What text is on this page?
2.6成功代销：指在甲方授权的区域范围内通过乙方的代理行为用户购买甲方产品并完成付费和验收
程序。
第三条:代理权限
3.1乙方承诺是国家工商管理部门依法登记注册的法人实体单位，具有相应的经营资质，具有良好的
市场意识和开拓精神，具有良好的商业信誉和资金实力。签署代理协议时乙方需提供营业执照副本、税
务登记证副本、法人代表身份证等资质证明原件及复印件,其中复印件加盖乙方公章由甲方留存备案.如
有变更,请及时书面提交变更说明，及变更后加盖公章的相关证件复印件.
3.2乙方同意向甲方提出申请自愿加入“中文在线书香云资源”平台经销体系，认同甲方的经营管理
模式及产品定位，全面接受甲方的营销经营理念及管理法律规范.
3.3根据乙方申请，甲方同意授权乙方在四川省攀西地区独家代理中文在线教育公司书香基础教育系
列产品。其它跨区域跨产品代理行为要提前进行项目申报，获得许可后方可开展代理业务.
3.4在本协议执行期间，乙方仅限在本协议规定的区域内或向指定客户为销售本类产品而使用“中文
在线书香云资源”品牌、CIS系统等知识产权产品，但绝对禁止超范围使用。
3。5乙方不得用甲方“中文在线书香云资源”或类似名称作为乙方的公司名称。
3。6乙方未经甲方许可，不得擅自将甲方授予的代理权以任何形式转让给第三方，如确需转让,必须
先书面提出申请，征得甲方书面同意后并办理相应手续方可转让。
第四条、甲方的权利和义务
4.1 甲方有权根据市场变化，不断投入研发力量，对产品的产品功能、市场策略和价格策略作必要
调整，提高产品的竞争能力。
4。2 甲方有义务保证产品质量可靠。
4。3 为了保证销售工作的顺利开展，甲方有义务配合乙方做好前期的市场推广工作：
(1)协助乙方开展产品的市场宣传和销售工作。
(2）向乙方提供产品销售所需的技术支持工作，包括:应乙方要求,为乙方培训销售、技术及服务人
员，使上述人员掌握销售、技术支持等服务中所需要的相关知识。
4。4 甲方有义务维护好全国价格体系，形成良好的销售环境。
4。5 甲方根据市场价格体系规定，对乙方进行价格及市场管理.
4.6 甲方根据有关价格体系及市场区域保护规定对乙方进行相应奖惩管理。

▶ Exercise instructions:
Repeat the material above in full, exactly as it stands.

▶ Task response:
What text is on this page?
2.6成功代销：指在甲方授权的区域范围内通过乙方的代理行为用户购买甲方产品并完成付费和验收
程序。
第三条:代理权限
3.1乙方承诺是国家工商管理部门依法登记注册的法人实体单位，具有相应的经营资质，具有良好的
市场意识和开拓精神，具有良好的商业信誉和资金实力。签署代理协议时乙方需提供营业执照副本、税
务登记证副本、法人代表身份证等资质证明原件及复印件,其中复印件加盖乙方公章由甲方留存备案.如
有变更,请及时书面提交变更说明，及变更后加盖公章的相关证件复印件.
3.2乙方同意向甲方提出申请自愿加入“中文在线书香云资源”平台经销体系，认同甲方的经营管理
模式及产品定位，全面接受甲方的营销经营理念及管理法律规范.
3.3根据乙方申请，甲方同意授权乙方在四川省攀西地区独家代理中文在线教育公司书香基础教育系
列产品。其它跨区域跨产品代理行为要提前进行项目申报，获得许可后方可开展代理业务.
3.4在本协议执行期间，乙方仅限在本协议规定的区域内或向指定客户为销售本类产品而使用“中文
在线书香云资源”品牌、CIS系统等知识产权产品，但绝对禁止超范围使用。
3。5乙方不得用甲方“中文在线书香云资源”或类似名称作为乙方的公司名称。
3。6乙方未经甲方许可，不得擅自将甲方授予的代理权以任何形式转让给第三方，如确需转让,必须
先书面提出申请，征得甲方书面同意后并办理相应手续方可转让。
第四条、甲方的权利和义务
4.1 甲方有权根据市场变化，不断投入研发力量，对产品的产品功能、市场策略和价格策略作必要
调整，提高产品的竞争能力。
4。2 甲方有义务保证产品质量可靠。
4。3 为了保证销售工作的顺利开展，甲方有义务配合乙方做好前期的市场推广工作：
(1)协助乙方开展产品的市场宣传和销售工作。
(2）向乙方提供产品销售所需的技术支持工作，包括:应乙方要求,为乙方培训销售、技术及服务人
员，使上述人员掌握销售、技术支持等服务中所需要的相关知识。
4。4 甲方有义务维护好全国价格体系，形成良好的销售环境。
4。5 甲方根据市场价格体系规定，对乙方进行价格及市场管理.
4.6 甲方根据有关价格体系及市场区域保护规定对乙方进行相应奖惩管理。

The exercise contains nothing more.